## WHAT THE EXERCISE ASKS
Scan the material and copy every line in which "production" appears.

A block of data:
━━━━━━━━━━
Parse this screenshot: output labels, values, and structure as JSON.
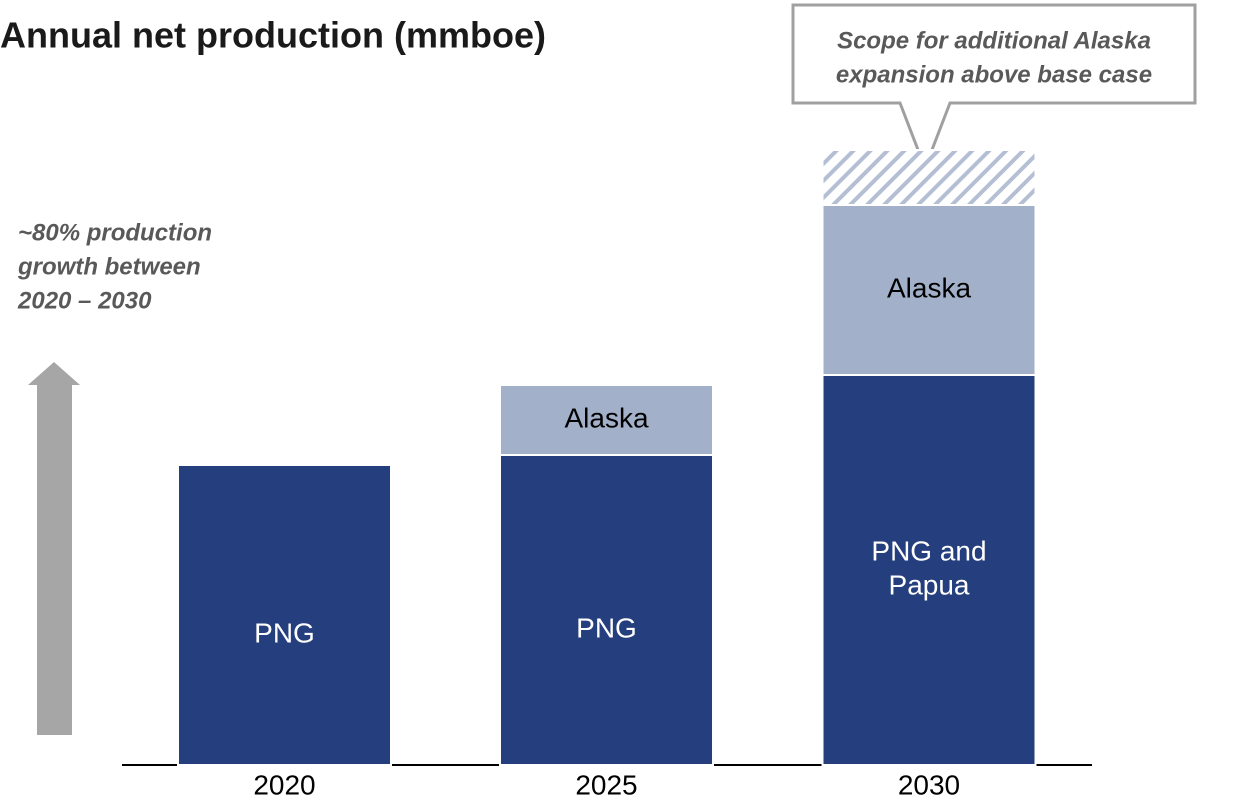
{
  "chart_data": {
    "type": "stacked_bar",
    "title": "Annual net production (mmboe)",
    "categories": [
      "2020",
      "2025",
      "2030"
    ],
    "series": [
      {
        "color": "#253f7e",
        "values": [
          30,
          31,
          39
        ],
        "labels": [
          [
            "PNG"
          ],
          [
            "PNG"
          ],
          [
            "PNG and",
            "Papua"
          ]
        ],
        "label_color": "#ffffff"
      },
      {
        "color": "#a3b0c9",
        "values": [
          null,
          7,
          17
        ],
        "labels": [
          null,
          [
            "Alaska"
          ],
          [
            "Alaska"
          ]
        ],
        "label_color": "#000000"
      },
      {
        "color": "#b4bfd4",
        "values": [
          null,
          null,
          5.5
        ],
        "hatched": true
      }
    ],
    "ylim": [
      0,
      62
    ],
    "annotations": [
      {
        "lines": [
          "~80% production",
          "growth between",
          "2020 – 2030"
        ]
      },
      {
        "lines": [
          "Scope for additional Alaska",
          "expansion above base case"
        ]
      }
    ]
  }
}
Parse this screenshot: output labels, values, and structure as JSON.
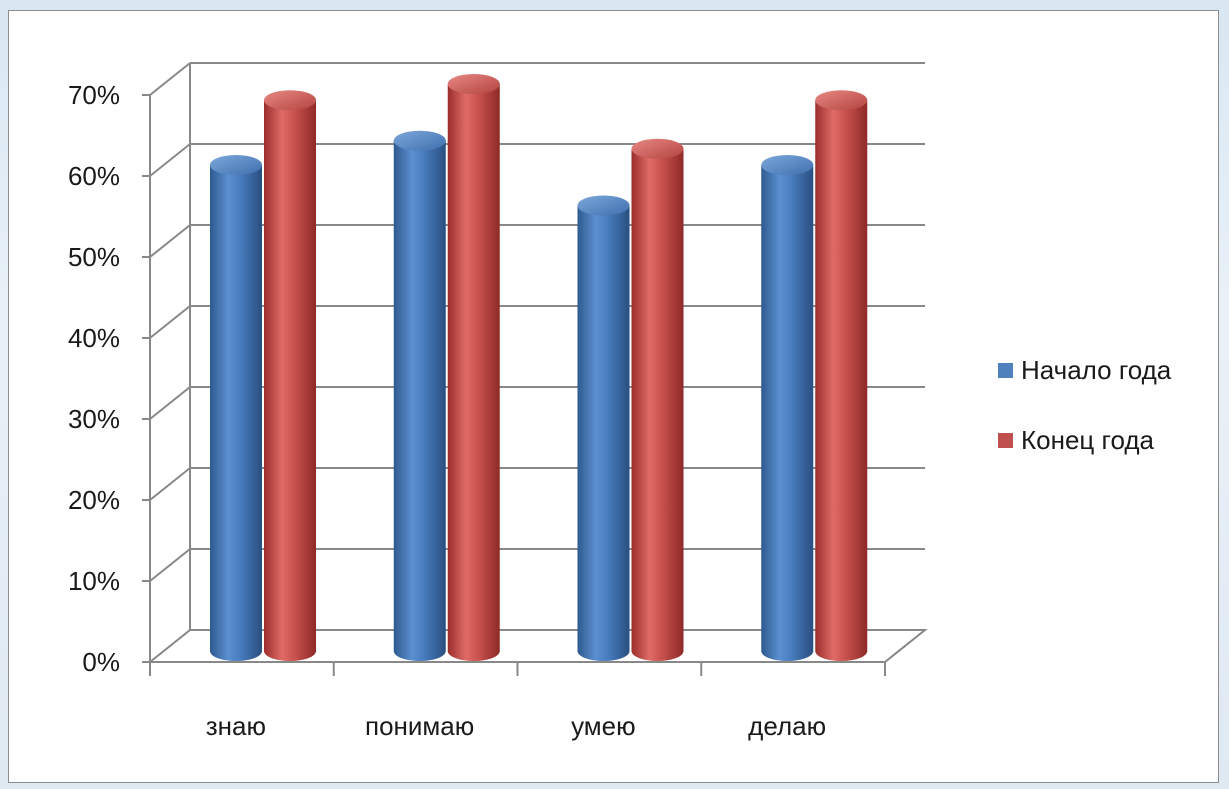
{
  "chart_data": {
    "type": "bar",
    "style": "3d-cylinder",
    "categories": [
      "знаю",
      "понимаю",
      "умею",
      "делаю"
    ],
    "series": [
      {
        "name": "Начало года",
        "color": "#4f81bd",
        "values": [
          60,
          63,
          55,
          60
        ]
      },
      {
        "name": "Конец года",
        "color": "#c0504d",
        "values": [
          68,
          70,
          62,
          68
        ]
      }
    ],
    "ylim": [
      0,
      70
    ],
    "y_ticks": [
      "0%",
      "10%",
      "20%",
      "30%",
      "40%",
      "50%",
      "60%",
      "70%"
    ],
    "grid": true,
    "legend_position": "right"
  }
}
━━━━━━━━━━
## OUTPUT BELOW
    "title": "Annual net production (mmboe)",
          "~80% production",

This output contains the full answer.